TASK BRIEF: Check each line below for the word "Salvage", and copy those that have it.

>> begin EXERCISE MATERIAL

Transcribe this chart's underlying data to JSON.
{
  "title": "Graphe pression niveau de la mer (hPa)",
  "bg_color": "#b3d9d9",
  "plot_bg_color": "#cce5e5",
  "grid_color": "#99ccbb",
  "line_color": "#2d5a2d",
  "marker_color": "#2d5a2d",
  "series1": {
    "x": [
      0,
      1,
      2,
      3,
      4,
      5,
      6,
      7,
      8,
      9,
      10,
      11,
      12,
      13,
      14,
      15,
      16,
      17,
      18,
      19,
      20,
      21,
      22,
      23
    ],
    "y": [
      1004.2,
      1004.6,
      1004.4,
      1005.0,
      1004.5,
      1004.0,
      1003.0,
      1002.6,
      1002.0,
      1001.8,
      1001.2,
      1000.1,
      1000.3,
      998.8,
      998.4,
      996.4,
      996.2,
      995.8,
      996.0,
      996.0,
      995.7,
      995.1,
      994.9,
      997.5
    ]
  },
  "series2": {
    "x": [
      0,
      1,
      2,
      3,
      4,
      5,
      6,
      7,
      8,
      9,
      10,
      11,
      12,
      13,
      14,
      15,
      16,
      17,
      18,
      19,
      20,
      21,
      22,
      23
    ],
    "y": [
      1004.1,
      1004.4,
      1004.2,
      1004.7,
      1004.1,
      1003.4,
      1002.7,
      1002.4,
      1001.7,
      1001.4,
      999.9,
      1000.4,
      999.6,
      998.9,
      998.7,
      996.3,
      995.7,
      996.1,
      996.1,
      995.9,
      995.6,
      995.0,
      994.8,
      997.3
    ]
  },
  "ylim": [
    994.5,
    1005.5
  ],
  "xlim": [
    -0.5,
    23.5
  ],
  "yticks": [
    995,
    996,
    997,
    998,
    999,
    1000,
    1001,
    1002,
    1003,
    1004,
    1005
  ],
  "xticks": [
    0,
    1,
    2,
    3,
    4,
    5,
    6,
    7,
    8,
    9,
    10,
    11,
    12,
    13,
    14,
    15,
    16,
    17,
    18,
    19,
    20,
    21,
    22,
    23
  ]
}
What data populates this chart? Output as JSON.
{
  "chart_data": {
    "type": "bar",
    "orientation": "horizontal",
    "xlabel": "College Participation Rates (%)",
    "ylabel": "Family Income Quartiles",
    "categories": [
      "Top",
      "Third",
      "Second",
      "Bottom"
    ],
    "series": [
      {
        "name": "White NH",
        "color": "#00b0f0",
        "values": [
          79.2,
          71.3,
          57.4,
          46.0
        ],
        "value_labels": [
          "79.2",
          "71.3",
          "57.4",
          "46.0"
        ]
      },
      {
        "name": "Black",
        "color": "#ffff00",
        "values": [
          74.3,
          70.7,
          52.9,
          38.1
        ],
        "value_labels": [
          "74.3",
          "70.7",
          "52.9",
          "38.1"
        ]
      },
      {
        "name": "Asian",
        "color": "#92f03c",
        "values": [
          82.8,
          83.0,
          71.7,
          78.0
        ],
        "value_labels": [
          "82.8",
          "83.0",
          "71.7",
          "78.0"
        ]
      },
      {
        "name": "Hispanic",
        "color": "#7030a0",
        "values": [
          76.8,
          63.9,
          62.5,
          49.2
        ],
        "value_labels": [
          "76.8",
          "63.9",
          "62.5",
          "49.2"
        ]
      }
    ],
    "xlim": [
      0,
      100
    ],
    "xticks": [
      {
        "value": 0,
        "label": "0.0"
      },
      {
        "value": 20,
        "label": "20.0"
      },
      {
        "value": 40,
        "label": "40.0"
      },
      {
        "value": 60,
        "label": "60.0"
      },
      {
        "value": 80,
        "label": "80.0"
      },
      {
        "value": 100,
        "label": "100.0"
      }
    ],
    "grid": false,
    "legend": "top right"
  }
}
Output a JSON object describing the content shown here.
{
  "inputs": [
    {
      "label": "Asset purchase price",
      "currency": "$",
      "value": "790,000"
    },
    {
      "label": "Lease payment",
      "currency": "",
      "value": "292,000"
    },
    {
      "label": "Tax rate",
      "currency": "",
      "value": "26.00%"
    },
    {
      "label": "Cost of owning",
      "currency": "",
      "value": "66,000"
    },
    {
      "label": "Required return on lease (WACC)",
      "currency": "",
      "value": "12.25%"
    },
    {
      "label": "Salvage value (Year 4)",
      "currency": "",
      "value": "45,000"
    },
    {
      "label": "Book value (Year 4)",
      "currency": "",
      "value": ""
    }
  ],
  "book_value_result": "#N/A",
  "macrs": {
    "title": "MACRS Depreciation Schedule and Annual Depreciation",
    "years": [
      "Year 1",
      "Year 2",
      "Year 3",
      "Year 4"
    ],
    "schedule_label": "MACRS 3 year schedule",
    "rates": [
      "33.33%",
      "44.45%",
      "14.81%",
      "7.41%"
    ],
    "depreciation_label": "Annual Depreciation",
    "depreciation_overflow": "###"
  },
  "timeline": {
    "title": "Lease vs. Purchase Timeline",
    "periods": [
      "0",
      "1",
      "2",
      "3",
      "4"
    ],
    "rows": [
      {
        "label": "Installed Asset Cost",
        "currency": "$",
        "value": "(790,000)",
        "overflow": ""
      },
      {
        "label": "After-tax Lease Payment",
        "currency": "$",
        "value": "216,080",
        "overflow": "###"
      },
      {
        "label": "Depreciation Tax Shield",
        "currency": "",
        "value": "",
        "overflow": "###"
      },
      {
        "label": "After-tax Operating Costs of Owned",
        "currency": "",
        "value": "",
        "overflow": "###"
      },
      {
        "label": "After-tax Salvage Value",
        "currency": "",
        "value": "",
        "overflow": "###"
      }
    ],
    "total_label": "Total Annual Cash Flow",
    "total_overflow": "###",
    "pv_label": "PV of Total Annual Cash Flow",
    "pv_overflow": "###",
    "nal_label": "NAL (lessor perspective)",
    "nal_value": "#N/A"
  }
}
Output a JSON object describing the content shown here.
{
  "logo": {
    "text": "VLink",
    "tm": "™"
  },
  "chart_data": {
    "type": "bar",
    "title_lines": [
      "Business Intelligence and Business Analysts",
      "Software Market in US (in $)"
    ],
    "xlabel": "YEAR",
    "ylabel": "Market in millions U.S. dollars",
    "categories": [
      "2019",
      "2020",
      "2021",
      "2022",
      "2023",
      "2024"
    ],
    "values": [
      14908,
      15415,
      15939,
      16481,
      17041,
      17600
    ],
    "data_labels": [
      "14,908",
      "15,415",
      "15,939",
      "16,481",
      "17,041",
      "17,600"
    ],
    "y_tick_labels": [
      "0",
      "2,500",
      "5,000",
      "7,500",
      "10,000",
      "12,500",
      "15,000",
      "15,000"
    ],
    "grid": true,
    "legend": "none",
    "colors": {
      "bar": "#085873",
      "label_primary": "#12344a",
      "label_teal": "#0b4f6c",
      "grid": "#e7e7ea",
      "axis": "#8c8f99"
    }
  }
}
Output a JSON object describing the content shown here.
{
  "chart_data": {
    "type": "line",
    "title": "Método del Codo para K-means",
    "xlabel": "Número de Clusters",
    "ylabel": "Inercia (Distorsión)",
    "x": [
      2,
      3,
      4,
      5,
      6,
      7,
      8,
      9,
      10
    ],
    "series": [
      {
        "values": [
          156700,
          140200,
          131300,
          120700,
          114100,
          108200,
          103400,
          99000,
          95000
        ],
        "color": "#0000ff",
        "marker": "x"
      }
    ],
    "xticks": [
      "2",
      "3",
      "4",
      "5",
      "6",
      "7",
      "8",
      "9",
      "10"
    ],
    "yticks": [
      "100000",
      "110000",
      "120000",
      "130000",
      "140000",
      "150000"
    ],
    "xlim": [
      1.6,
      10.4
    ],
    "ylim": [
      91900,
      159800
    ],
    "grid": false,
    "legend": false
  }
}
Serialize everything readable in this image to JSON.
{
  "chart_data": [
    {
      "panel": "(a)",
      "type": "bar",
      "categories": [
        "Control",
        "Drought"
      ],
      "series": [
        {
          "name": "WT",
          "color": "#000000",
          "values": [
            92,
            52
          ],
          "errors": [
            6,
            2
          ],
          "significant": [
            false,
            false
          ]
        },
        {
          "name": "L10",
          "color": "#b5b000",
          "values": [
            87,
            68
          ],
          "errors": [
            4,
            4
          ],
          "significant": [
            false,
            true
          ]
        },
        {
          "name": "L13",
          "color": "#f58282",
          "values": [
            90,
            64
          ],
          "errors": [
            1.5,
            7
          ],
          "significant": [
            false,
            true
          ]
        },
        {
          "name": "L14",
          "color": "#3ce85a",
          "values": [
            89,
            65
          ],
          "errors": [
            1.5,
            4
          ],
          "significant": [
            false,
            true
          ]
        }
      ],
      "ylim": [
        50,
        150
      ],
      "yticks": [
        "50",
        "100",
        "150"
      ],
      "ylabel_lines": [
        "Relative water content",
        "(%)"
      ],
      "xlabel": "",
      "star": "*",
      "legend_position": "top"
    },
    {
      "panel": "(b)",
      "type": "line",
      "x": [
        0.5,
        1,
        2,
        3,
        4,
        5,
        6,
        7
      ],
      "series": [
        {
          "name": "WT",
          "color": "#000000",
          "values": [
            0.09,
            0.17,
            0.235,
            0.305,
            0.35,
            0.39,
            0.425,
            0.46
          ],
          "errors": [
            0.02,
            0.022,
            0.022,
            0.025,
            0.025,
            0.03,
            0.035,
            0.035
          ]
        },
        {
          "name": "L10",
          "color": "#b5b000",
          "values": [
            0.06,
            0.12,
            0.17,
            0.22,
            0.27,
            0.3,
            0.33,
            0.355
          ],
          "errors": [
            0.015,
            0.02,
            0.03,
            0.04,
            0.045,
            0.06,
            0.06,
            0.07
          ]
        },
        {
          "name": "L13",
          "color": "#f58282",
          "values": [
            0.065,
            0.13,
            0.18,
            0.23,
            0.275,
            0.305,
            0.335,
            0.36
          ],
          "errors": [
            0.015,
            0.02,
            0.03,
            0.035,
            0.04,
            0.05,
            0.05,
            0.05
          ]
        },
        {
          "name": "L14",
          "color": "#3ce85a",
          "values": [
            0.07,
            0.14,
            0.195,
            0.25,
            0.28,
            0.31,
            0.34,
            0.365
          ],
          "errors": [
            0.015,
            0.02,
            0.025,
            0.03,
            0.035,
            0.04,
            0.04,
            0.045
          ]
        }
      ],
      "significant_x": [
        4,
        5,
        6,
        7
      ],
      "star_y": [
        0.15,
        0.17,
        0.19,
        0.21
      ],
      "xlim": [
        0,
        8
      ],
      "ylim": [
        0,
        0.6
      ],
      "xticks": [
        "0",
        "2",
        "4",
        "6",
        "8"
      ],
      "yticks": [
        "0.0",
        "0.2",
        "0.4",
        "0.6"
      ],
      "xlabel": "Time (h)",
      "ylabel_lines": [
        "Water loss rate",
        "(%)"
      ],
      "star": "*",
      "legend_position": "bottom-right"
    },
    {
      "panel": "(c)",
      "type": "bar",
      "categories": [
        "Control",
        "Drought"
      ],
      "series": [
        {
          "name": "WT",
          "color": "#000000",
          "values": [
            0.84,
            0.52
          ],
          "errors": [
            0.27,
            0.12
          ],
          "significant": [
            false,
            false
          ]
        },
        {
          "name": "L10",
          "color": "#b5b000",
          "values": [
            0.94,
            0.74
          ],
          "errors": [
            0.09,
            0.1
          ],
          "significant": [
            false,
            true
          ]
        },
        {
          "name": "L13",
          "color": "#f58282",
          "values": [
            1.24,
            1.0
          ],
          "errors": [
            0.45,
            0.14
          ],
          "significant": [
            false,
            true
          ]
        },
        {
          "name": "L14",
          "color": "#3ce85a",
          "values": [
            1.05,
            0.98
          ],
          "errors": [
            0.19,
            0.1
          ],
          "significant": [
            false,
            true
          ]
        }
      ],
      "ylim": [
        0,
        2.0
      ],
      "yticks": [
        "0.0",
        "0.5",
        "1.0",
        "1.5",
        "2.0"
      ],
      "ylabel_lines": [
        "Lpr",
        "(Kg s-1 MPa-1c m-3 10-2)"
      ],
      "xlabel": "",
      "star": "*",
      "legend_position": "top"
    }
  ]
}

>> end EXERCISE MATERIAL

COMPLETE RESPONSE:
      "label": "Salvage value (Year 4)",
        "label": "After-tax Salvage Value",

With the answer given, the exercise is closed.